Data records:
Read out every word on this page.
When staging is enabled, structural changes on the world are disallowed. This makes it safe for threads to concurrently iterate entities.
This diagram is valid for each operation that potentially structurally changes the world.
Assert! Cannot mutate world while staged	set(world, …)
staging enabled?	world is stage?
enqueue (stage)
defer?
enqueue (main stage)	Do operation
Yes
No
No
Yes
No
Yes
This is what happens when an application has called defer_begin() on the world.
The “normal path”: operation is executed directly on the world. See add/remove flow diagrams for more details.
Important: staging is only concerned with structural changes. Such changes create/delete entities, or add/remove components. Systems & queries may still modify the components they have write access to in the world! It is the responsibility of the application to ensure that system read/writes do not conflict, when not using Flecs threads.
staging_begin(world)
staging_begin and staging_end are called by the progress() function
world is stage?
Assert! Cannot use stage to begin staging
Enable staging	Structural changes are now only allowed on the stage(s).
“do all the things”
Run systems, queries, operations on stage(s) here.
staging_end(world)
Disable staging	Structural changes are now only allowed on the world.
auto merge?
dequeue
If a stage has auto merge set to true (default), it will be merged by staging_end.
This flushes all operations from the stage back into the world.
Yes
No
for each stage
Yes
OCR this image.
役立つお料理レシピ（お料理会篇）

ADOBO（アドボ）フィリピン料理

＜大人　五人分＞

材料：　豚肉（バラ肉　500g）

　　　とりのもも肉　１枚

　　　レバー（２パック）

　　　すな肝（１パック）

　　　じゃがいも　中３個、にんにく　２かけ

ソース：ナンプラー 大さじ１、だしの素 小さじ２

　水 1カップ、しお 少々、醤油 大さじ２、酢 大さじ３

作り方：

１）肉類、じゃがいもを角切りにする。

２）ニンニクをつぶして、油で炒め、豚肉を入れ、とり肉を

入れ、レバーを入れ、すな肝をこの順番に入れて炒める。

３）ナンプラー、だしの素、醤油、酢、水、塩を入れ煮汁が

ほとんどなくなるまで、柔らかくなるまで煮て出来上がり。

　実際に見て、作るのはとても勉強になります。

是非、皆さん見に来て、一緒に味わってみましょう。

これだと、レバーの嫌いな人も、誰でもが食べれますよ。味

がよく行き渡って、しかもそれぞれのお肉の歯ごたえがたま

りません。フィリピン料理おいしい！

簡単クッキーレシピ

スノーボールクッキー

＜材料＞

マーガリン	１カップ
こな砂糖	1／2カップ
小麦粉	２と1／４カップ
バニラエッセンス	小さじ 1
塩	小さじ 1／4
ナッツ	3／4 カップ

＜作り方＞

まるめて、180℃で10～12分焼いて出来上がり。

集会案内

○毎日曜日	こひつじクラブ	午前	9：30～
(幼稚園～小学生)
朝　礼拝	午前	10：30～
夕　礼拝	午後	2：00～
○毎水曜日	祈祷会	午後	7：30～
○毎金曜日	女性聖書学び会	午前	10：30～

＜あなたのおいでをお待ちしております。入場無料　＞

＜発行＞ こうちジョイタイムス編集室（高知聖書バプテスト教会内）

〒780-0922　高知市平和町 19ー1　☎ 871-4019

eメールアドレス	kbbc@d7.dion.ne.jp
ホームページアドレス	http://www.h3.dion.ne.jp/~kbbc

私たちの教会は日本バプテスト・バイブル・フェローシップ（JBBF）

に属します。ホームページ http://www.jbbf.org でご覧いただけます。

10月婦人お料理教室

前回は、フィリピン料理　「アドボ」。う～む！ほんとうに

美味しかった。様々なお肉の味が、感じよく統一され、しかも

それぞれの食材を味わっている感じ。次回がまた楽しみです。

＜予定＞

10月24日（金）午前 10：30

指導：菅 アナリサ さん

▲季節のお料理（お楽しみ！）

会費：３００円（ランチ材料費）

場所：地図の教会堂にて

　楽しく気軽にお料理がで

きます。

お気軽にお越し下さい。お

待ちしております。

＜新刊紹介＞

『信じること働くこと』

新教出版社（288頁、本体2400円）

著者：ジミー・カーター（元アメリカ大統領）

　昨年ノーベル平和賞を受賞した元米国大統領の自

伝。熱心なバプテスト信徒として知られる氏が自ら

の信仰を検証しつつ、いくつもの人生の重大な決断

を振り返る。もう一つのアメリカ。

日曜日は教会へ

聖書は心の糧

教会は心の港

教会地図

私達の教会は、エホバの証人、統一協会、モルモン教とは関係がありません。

What you will do >>
All entries shown above should be printed again exactly.

Exercise result >>
Read out every word on this page.
When staging is enabled, structural changes on the world are disallowed. This makes it safe for threads to concurrently iterate entities.
This diagram is valid for each operation that potentially structurally changes the world.
Assert! Cannot mutate world while staged	set(world, …)
staging enabled?	world is stage?
enqueue (stage)
defer?
enqueue (main stage)	Do operation
Yes
No
No
Yes
No
Yes
This is what happens when an application has called defer_begin() on the world.
The “normal path”: operation is executed directly on the world. See add/remove flow diagrams for more details.
Important: staging is only concerned with structural changes. Such changes create/delete entities, or add/remove components. Systems & queries may still modify the components they have write access to in the world! It is the responsibility of the application to ensure that system read/writes do not conflict, when not using Flecs threads.
staging_begin(world)
staging_begin and staging_end are called by the progress() function
world is stage?
Assert! Cannot use stage to begin staging
Enable staging	Structural changes are now only allowed on the stage(s).
“do all the things”
Run systems, queries, operations on stage(s) here.
staging_end(world)
Disable staging	Structural changes are now only allowed on the world.
auto merge?
dequeue
If a stage has auto merge set to true (default), it will be merged by staging_end.
This flushes all operations from the stage back into the world.
Yes
No
for each stage
Yes
OCR this image.
役立つお料理レシピ（お料理会篇）

ADOBO（アドボ）フィリピン料理

＜大人　五人分＞

材料：　豚肉（バラ肉　500g）

　　　とりのもも肉　１枚

　　　レバー（２パック）

　　　すな肝（１パック）

　　　じゃがいも　中３個、にんにく　２かけ

ソース：ナンプラー 大さじ１、だしの素 小さじ２

　水 1カップ、しお 少々、醤油 大さじ２、酢 大さじ３

作り方：

１）肉類、じゃがいもを角切りにする。

２）ニンニクをつぶして、油で炒め、豚肉を入れ、とり肉を

入れ、レバーを入れ、すな肝をこの順番に入れて炒める。

３）ナンプラー、だしの素、醤油、酢、水、塩を入れ煮汁が

ほとんどなくなるまで、柔らかくなるまで煮て出来上がり。

　実際に見て、作るのはとても勉強になります。

是非、皆さん見に来て、一緒に味わってみましょう。

これだと、レバーの嫌いな人も、誰でもが食べれますよ。味

がよく行き渡って、しかもそれぞれのお肉の歯ごたえがたま

りません。フィリピン料理おいしい！

簡単クッキーレシピ

スノーボールクッキー

＜材料＞

マーガリン	１カップ
こな砂糖	1／2カップ
小麦粉	２と1／４カップ
バニラエッセンス	小さじ 1
塩	小さじ 1／4
ナッツ	3／4 カップ

＜作り方＞

まるめて、180℃で10～12分焼いて出来上がり。

集会案内

○毎日曜日	こひつじクラブ	午前	9：30～
(幼稚園～小学生)
朝　礼拝	午前	10：30～
夕　礼拝	午後	2：00～
○毎水曜日	祈祷会	午後	7：30～
○毎金曜日	女性聖書学び会	午前	10：30～

＜あなたのおいでをお待ちしております。入場無料　＞

＜発行＞ こうちジョイタイムス編集室（高知聖書バプテスト教会内）

〒780-0922　高知市平和町 19ー1　☎ 871-4019

eメールアドレス	kbbc@d7.dion.ne.jp
ホームページアドレス	http://www.h3.dion.ne.jp/~kbbc

私たちの教会は日本バプテスト・バイブル・フェローシップ（JBBF）

に属します。ホームページ http://www.jbbf.org でご覧いただけます。

10月婦人お料理教室

前回は、フィリピン料理　「アドボ」。う～む！ほんとうに

美味しかった。様々なお肉の味が、感じよく統一され、しかも

それぞれの食材を味わっている感じ。次回がまた楽しみです。

＜予定＞

10月24日（金）午前 10：30

指導：菅 アナリサ さん

▲季節のお料理（お楽しみ！）

会費：３００円（ランチ材料費）

場所：地図の教会堂にて

　楽しく気軽にお料理がで

きます。

お気軽にお越し下さい。お

待ちしております。

＜新刊紹介＞

『信じること働くこと』

新教出版社（288頁、本体2400円）

著者：ジミー・カーター（元アメリカ大統領）

　昨年ノーベル平和賞を受賞した元米国大統領の自

伝。熱心なバプテスト信徒として知られる氏が自ら

の信仰を検証しつつ、いくつもの人生の重大な決断

を振り返る。もう一つのアメリカ。

日曜日は教会へ

聖書は心の糧

教会は心の港

教会地図

私達の教会は、エホバの証人、統一協会、モルモン教とは関係がありません。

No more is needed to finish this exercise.